▶ **What the task requires**: Select all lines holding the word "files" from the entries that follow.

-- START OF Records for the task --

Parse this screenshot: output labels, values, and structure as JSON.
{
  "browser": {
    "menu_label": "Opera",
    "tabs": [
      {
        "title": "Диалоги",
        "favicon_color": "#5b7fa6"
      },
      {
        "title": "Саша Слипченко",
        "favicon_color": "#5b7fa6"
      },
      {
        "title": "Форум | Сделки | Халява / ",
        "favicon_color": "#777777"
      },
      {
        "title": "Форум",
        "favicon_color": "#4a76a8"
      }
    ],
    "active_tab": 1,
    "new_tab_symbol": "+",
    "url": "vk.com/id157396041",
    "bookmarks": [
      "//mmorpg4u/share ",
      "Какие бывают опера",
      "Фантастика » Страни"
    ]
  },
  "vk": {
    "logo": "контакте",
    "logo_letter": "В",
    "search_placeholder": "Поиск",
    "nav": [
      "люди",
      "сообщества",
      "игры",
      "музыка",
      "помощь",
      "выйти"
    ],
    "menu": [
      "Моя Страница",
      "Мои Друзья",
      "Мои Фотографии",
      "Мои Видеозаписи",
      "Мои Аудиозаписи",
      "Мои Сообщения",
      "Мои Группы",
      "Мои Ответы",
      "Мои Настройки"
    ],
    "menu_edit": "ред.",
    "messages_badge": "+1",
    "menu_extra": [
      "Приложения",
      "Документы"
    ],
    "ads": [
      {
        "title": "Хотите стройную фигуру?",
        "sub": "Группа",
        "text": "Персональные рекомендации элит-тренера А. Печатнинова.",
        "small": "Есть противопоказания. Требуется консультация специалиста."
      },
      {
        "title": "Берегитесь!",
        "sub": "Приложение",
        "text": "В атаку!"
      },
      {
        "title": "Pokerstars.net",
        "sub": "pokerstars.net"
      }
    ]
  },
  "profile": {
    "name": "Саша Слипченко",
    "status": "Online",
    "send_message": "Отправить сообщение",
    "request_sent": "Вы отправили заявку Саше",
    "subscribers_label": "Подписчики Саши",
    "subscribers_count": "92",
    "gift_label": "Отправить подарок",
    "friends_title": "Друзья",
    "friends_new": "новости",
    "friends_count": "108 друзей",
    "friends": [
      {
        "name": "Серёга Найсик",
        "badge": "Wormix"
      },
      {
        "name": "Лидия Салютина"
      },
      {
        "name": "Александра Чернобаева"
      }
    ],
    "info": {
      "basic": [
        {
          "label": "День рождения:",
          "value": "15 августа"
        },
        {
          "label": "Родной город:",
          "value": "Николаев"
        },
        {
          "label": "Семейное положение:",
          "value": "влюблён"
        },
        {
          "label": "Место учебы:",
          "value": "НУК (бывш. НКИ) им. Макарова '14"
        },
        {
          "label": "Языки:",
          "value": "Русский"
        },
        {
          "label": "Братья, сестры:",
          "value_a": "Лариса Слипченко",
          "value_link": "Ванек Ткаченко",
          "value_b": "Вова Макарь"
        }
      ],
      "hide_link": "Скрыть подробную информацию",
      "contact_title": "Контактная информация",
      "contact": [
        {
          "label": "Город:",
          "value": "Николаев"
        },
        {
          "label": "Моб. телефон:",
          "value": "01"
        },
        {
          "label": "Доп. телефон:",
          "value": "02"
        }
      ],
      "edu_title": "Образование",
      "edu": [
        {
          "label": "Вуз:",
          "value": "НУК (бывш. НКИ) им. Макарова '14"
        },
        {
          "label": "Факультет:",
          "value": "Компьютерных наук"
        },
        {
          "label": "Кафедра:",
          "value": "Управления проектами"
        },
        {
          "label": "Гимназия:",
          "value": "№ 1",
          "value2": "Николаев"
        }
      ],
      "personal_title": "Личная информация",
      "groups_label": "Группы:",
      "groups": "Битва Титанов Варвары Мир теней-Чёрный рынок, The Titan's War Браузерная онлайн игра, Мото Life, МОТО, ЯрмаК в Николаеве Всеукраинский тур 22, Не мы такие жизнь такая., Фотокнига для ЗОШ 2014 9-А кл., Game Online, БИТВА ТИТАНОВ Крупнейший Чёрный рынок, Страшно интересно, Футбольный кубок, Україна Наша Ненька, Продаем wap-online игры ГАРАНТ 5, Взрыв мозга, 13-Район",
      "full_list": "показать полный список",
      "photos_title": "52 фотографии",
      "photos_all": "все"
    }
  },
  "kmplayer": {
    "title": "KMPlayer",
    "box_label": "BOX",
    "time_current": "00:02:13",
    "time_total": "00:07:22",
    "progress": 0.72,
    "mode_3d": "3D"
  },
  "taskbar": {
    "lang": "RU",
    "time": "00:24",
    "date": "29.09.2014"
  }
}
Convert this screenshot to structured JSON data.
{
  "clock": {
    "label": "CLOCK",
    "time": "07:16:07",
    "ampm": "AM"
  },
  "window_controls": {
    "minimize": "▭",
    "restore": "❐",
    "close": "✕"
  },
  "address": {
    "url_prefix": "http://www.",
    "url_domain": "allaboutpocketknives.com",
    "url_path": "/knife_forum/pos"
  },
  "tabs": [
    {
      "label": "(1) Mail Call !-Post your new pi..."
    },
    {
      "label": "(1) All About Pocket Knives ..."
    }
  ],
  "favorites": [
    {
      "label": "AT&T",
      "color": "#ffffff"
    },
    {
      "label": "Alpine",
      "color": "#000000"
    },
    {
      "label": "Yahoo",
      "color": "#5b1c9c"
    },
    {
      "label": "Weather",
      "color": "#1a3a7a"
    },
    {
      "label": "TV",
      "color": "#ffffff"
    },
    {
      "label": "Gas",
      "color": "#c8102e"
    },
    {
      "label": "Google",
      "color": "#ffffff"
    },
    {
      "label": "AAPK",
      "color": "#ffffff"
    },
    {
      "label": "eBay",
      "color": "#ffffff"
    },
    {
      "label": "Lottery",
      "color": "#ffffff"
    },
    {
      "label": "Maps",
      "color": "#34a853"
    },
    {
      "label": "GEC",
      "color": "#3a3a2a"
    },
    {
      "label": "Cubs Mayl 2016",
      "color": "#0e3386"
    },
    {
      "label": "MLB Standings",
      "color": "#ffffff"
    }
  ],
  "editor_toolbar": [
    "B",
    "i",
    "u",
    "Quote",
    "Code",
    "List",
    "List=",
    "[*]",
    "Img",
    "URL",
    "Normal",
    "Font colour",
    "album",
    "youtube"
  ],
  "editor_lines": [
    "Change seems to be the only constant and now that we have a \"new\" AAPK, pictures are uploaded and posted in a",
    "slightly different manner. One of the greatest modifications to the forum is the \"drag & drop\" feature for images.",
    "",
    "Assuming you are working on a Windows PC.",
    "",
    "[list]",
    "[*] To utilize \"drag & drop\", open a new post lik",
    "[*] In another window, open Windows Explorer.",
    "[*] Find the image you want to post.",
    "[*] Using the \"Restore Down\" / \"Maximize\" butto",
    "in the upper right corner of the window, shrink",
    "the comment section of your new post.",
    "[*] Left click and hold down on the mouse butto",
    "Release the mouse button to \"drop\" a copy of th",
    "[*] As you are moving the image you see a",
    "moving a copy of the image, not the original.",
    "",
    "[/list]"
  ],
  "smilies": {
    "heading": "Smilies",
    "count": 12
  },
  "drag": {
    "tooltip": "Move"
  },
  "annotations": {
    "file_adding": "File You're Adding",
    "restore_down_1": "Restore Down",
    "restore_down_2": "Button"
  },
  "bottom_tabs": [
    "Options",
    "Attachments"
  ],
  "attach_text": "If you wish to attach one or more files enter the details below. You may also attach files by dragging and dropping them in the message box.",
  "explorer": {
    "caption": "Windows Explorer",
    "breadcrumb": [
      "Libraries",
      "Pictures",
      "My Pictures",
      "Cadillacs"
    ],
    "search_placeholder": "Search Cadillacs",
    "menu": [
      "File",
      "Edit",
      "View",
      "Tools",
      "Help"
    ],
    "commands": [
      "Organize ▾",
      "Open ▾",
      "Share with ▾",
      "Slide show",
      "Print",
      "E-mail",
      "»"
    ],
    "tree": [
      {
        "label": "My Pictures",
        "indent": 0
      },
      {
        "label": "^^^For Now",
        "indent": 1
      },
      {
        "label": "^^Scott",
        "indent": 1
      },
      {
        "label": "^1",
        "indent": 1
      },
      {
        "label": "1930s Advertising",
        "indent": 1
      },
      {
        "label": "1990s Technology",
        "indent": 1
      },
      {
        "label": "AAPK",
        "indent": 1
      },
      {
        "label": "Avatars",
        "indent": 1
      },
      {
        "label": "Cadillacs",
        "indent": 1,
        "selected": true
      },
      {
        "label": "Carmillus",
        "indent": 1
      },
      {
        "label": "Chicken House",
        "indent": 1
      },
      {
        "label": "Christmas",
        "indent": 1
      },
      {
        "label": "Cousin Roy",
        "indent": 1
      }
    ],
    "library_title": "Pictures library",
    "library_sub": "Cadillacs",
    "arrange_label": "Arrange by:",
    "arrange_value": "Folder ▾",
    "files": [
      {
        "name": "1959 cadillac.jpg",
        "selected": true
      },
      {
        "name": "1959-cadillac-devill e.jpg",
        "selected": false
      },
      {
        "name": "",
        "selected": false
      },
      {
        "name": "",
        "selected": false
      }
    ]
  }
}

-- END OF Records for the task --

▶ **Result for this exercise**:
  "attach_text": "If you wish to attach one or more files enter the details below. You may also attach files by dragging and dropping them in the message box.",
    "files": [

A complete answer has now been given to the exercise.